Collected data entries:

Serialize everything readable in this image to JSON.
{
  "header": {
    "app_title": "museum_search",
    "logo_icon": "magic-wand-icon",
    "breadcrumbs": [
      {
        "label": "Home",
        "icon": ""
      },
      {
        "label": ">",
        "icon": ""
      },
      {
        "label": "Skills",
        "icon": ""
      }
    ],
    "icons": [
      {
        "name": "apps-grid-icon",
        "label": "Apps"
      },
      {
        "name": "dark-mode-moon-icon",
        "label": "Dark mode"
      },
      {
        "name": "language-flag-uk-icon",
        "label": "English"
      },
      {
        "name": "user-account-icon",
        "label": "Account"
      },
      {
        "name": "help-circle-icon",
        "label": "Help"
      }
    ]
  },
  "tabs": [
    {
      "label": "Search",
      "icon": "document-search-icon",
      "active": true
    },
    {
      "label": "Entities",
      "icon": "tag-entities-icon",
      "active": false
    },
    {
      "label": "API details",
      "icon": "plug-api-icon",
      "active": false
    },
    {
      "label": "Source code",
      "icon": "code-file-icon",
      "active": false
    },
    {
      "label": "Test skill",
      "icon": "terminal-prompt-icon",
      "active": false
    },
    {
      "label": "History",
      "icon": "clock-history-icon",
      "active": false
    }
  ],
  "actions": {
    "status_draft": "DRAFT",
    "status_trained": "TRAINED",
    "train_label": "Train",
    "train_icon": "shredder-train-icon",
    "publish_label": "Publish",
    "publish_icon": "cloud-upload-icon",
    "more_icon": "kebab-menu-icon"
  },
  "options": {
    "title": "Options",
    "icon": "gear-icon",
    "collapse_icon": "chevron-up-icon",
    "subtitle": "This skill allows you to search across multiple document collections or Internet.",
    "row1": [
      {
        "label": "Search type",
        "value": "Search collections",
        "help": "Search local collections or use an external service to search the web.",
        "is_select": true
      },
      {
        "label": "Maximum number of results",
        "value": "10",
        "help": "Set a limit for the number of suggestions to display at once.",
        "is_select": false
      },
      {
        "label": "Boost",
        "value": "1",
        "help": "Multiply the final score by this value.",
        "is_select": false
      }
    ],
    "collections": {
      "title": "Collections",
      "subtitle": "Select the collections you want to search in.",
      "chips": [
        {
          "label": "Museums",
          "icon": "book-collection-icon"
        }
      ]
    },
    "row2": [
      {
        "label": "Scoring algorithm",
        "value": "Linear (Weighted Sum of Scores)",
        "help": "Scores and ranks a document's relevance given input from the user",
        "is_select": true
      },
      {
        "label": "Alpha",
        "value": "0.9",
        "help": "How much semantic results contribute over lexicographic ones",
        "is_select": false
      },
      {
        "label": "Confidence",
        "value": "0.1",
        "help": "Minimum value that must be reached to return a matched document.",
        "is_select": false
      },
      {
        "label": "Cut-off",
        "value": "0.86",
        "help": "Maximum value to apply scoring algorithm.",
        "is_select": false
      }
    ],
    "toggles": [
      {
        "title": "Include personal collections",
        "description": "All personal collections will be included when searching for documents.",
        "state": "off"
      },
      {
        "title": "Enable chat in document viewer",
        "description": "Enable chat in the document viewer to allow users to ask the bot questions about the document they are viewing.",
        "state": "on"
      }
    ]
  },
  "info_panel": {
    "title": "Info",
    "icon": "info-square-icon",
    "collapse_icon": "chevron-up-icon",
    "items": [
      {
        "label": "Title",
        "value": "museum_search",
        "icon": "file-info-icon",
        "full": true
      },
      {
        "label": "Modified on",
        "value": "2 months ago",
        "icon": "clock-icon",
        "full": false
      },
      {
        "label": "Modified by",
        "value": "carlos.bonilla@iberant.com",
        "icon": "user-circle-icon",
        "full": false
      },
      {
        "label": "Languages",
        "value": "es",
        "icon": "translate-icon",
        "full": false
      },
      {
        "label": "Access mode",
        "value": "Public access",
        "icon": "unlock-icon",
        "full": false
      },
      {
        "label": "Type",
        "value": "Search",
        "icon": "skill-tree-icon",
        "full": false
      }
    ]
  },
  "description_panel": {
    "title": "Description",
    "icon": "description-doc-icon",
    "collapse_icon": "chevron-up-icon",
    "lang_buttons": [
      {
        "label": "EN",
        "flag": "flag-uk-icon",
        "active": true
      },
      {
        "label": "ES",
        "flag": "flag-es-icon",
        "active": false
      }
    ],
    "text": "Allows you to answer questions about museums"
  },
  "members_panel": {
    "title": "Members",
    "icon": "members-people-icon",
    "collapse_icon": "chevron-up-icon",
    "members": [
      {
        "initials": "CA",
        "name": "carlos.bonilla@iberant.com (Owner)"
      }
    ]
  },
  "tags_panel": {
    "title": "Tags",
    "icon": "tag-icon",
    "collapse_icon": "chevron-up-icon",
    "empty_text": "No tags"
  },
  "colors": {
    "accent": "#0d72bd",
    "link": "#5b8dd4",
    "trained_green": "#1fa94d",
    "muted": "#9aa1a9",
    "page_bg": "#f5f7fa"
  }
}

#### Short problem:
Quote the data in full, keeping each word unchanged.

#### Exercise result:
Serialize everything readable in this image to JSON.
{
  "header": {
    "app_title": "museum_search",
    "logo_icon": "magic-wand-icon",
    "breadcrumbs": [
      {
        "label": "Home",
        "icon": ""
      },
      {
        "label": ">",
        "icon": ""
      },
      {
        "label": "Skills",
        "icon": ""
      }
    ],
    "icons": [
      {
        "name": "apps-grid-icon",
        "label": "Apps"
      },
      {
        "name": "dark-mode-moon-icon",
        "label": "Dark mode"
      },
      {
        "name": "language-flag-uk-icon",
        "label": "English"
      },
      {
        "name": "user-account-icon",
        "label": "Account"
      },
      {
        "name": "help-circle-icon",
        "label": "Help"
      }
    ]
  },
  "tabs": [
    {
      "label": "Search",
      "icon": "document-search-icon",
      "active": true
    },
    {
      "label": "Entities",
      "icon": "tag-entities-icon",
      "active": false
    },
    {
      "label": "API details",
      "icon": "plug-api-icon",
      "active": false
    },
    {
      "label": "Source code",
      "icon": "code-file-icon",
      "active": false
    },
    {
      "label": "Test skill",
      "icon": "terminal-prompt-icon",
      "active": false
    },
    {
      "label": "History",
      "icon": "clock-history-icon",
      "active": false
    }
  ],
  "actions": {
    "status_draft": "DRAFT",
    "status_trained": "TRAINED",
    "train_label": "Train",
    "train_icon": "shredder-train-icon",
    "publish_label": "Publish",
    "publish_icon": "cloud-upload-icon",
    "more_icon": "kebab-menu-icon"
  },
  "options": {
    "title": "Options",
    "icon": "gear-icon",
    "collapse_icon": "chevron-up-icon",
    "subtitle": "This skill allows you to search across multiple document collections or Internet.",
    "row1": [
      {
        "label": "Search type",
        "value": "Search collections",
        "help": "Search local collections or use an external service to search the web.",
        "is_select": true
      },
      {
        "label": "Maximum number of results",
        "value": "10",
        "help": "Set a limit for the number of suggestions to display at once.",
        "is_select": false
      },
      {
        "label": "Boost",
        "value": "1",
        "help": "Multiply the final score by this value.",
        "is_select": false
      }
    ],
    "collections": {
      "title": "Collections",
      "subtitle": "Select the collections you want to search in.",
      "chips": [
        {
          "label": "Museums",
          "icon": "book-collection-icon"
        }
      ]
    },
    "row2": [
      {
        "label": "Scoring algorithm",
        "value": "Linear (Weighted Sum of Scores)",
        "help": "Scores and ranks a document's relevance given input from the user",
        "is_select": true
      },
      {
        "label": "Alpha",
        "value": "0.9",
        "help": "How much semantic results contribute over lexicographic ones",
        "is_select": false
      },
      {
        "label": "Confidence",
        "value": "0.1",
        "help": "Minimum value that must be reached to return a matched document.",
        "is_select": false
      },
      {
        "label": "Cut-off",
        "value": "0.86",
        "help": "Maximum value to apply scoring algorithm.",
        "is_select": false
      }
    ],
    "toggles": [
      {
        "title": "Include personal collections",
        "description": "All personal collections will be included when searching for documents.",
        "state": "off"
      },
      {
        "title": "Enable chat in document viewer",
        "description": "Enable chat in the document viewer to allow users to ask the bot questions about the document they are viewing.",
        "state": "on"
      }
    ]
  },
  "info_panel": {
    "title": "Info",
    "icon": "info-square-icon",
    "collapse_icon": "chevron-up-icon",
    "items": [
      {
        "label": "Title",
        "value": "museum_search",
        "icon": "file-info-icon",
        "full": true
      },
      {
        "label": "Modified on",
        "value": "2 months ago",
        "icon": "clock-icon",
        "full": false
      },
      {
        "label": "Modified by",
        "value": "carlos.bonilla@iberant.com",
        "icon": "user-circle-icon",
        "full": false
      },
      {
        "label": "Languages",
        "value": "es",
        "icon": "translate-icon",
        "full": false
      },
      {
        "label": "Access mode",
        "value": "Public access",
        "icon": "unlock-icon",
        "full": false
      },
      {
        "label": "Type",
        "value": "Search",
        "icon": "skill-tree-icon",
        "full": false
      }
    ]
  },
  "description_panel": {
    "title": "Description",
    "icon": "description-doc-icon",
    "collapse_icon": "chevron-up-icon",
    "lang_buttons": [
      {
        "label": "EN",
        "flag": "flag-uk-icon",
        "active": true
      },
      {
        "label": "ES",
        "flag": "flag-es-icon",
        "active": false
      }
    ],
    "text": "Allows you to answer questions about museums"
  },
  "members_panel": {
    "title": "Members",
    "icon": "members-people-icon",
    "collapse_icon": "chevron-up-icon",
    "members": [
      {
        "initials": "CA",
        "name": "carlos.bonilla@iberant.com (Owner)"
      }
    ]
  },
  "tags_panel": {
    "title": "Tags",
    "icon": "tag-icon",
    "collapse_icon": "chevron-up-icon",
    "empty_text": "No tags"
  },
  "colors": {
    "accent": "#0d72bd",
    "link": "#5b8dd4",
    "trained_green": "#1fa94d",
    "muted": "#9aa1a9",
    "page_bg": "#f5f7fa"
  }
}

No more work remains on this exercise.